[[ SUPPLIED MATERIAL, beginning ]]

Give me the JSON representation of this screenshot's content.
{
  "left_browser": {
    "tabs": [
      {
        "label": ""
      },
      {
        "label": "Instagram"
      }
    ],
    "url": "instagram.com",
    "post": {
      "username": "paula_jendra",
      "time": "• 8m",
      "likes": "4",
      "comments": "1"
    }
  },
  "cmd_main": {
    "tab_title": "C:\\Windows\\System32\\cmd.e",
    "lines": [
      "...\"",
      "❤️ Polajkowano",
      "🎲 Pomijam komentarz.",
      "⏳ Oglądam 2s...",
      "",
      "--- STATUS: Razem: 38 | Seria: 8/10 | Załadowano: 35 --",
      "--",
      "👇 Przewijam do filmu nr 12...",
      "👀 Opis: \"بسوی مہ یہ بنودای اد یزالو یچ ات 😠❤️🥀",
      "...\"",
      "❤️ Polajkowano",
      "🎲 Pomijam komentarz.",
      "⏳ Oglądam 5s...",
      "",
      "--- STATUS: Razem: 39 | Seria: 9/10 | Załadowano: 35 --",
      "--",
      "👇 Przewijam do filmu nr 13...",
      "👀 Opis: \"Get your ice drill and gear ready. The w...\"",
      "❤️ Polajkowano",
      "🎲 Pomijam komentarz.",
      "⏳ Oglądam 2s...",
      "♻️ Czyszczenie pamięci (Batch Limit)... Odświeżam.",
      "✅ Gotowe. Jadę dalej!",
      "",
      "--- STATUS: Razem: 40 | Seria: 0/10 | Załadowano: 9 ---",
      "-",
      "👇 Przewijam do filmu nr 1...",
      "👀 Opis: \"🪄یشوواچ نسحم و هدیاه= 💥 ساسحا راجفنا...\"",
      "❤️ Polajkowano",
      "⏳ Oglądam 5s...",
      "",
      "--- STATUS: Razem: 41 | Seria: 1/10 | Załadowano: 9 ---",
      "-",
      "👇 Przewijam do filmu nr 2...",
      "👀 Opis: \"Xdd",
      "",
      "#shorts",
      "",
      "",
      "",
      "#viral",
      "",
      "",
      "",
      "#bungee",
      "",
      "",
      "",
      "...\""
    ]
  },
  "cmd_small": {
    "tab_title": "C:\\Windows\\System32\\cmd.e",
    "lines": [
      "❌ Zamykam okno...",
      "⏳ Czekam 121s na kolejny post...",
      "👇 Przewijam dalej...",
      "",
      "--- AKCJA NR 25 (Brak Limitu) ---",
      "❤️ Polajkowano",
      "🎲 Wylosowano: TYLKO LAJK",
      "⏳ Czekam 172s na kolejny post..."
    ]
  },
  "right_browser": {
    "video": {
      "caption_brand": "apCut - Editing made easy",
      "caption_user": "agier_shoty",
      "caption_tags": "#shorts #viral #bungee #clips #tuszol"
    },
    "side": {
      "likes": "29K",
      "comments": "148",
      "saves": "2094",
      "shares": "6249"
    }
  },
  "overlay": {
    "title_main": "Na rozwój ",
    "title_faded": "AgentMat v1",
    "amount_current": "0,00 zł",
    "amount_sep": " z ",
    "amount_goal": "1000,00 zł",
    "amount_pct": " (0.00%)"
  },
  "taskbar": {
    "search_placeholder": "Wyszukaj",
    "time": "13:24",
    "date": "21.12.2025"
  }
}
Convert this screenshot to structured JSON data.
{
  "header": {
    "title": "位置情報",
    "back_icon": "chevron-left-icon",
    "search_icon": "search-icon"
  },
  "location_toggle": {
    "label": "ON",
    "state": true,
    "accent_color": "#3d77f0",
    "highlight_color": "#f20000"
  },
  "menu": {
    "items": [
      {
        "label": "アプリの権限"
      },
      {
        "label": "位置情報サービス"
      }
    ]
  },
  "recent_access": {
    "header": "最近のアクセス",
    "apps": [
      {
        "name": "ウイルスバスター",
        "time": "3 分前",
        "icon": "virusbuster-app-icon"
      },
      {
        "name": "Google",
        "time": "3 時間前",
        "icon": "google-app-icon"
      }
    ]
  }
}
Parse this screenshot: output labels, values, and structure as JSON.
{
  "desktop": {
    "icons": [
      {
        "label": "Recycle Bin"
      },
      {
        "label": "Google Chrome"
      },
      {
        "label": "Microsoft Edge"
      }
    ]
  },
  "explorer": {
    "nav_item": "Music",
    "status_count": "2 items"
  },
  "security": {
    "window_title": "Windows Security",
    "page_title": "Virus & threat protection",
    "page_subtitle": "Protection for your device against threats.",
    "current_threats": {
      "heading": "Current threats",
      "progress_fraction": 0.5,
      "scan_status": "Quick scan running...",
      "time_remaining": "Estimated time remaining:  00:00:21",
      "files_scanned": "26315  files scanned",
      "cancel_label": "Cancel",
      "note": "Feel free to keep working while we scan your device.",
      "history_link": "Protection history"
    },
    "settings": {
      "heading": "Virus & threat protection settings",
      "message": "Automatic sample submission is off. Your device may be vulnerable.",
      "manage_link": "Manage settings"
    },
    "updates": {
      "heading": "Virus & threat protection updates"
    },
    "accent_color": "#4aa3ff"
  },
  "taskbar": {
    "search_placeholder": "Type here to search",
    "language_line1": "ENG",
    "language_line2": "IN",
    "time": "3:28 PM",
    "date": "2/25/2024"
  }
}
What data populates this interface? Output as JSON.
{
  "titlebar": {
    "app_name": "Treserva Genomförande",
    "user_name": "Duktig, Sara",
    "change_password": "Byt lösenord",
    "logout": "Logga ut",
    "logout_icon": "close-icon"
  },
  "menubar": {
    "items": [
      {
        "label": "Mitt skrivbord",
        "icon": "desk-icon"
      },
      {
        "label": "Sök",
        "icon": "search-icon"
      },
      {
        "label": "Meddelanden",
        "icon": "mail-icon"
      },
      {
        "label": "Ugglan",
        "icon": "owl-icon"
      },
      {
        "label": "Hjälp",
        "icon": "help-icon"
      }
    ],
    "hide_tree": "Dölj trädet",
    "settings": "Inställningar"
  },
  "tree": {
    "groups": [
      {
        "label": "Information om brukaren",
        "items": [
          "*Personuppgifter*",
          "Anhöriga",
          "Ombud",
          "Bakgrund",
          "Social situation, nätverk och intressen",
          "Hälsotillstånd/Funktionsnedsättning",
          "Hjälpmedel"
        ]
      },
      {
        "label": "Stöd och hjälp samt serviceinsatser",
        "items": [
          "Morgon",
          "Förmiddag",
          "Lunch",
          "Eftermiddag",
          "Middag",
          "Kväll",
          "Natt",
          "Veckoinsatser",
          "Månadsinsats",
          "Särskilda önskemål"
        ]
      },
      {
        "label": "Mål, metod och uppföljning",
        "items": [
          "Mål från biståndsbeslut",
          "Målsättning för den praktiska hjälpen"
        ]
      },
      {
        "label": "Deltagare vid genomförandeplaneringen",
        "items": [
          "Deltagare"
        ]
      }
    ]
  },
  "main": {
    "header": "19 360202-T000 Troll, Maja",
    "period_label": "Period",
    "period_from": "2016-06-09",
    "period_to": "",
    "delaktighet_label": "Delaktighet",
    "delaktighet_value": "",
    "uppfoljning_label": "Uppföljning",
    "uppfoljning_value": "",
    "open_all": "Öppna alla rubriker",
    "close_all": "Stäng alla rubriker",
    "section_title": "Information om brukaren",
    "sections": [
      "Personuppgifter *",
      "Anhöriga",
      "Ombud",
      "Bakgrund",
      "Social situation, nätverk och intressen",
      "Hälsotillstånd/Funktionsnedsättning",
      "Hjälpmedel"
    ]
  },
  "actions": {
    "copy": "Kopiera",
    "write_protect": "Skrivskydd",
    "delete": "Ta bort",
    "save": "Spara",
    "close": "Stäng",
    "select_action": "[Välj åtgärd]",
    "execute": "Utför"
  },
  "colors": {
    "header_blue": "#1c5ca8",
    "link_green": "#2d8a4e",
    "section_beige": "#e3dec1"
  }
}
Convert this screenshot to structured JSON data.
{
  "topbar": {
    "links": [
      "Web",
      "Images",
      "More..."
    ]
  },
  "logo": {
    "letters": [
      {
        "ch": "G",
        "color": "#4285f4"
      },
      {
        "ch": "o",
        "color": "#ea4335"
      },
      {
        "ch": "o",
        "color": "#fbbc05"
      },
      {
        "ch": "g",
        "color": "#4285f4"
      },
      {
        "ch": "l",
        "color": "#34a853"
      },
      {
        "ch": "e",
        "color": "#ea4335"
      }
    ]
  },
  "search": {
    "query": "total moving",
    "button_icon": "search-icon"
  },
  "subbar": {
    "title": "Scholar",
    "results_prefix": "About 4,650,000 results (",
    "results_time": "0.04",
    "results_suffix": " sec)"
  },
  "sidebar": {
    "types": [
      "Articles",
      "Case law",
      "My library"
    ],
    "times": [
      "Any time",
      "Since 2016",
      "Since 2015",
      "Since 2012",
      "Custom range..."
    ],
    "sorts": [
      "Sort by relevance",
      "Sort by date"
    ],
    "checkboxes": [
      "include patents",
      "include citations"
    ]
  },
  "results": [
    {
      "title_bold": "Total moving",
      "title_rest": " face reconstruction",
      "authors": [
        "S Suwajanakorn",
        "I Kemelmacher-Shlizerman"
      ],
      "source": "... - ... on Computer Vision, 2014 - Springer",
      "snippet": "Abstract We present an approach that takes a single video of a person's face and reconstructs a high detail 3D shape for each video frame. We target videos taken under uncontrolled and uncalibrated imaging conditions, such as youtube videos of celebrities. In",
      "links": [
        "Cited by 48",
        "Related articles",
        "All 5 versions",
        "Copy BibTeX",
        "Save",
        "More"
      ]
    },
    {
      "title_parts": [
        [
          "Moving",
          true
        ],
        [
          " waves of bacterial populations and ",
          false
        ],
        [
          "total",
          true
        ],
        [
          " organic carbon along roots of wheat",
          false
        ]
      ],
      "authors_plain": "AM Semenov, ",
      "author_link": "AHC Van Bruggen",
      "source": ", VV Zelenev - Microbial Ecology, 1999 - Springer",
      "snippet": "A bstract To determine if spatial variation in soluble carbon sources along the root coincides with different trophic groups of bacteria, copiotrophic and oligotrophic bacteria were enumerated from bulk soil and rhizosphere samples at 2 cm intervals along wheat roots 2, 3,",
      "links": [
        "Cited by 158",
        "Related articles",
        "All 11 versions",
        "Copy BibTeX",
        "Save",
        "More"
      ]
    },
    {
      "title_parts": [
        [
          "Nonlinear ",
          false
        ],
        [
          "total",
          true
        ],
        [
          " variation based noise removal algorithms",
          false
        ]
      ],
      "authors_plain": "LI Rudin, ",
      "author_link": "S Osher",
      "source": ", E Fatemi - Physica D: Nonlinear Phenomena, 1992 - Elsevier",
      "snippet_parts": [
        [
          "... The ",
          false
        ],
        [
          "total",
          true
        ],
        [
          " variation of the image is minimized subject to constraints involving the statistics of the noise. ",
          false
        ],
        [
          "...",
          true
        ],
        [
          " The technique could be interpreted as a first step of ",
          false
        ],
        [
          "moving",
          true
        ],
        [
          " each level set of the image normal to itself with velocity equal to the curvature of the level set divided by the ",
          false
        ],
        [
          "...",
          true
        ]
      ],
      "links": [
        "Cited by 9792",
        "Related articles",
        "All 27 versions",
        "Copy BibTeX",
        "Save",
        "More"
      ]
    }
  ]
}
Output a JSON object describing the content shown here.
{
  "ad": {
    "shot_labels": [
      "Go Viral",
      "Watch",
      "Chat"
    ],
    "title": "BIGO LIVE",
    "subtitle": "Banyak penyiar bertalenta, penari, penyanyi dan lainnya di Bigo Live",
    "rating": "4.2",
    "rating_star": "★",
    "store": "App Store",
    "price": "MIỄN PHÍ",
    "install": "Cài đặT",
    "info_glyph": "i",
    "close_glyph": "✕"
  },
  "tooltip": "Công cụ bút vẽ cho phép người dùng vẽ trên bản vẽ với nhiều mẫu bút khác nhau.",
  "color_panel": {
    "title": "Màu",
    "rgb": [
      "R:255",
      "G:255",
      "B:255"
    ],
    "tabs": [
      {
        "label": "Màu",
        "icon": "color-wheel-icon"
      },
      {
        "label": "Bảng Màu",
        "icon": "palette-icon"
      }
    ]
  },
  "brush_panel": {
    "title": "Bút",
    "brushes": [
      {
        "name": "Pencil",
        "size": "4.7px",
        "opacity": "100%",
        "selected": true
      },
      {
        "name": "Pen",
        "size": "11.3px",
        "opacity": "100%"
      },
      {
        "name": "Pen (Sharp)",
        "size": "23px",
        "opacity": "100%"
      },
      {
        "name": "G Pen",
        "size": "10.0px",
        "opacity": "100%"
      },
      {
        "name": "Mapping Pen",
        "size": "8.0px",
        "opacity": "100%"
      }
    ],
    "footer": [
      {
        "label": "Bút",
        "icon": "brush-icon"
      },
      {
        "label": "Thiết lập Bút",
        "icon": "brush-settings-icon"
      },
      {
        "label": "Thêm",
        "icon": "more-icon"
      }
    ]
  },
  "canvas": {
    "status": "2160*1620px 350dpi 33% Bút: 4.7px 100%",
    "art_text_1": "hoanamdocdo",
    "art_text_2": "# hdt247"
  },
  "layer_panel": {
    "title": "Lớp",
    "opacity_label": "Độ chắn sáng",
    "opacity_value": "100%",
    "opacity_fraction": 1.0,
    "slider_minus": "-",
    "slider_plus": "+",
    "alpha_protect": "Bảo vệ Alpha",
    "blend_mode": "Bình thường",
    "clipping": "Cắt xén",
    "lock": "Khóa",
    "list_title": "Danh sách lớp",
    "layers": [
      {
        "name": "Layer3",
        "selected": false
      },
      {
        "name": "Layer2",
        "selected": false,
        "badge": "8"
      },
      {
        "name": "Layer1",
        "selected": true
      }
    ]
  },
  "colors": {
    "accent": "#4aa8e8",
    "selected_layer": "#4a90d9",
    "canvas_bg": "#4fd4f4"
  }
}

[[ SUPPLIED MATERIAL, end ]]

Search the data for "carbon". Copy every matching line.

### SOLUTION TO THIS TASK:
          " organic carbon along roots of wheat",
      "snippet": "A bstract To determine if spatial variation in soluble carbon sources along the root coincides with different trophic groups of bacteria, copiotrophic and oligotrophic bacteria were enumerated from bulk soil and rhizosphere samples at 2 cm intervals along wheat roots 2, 3,",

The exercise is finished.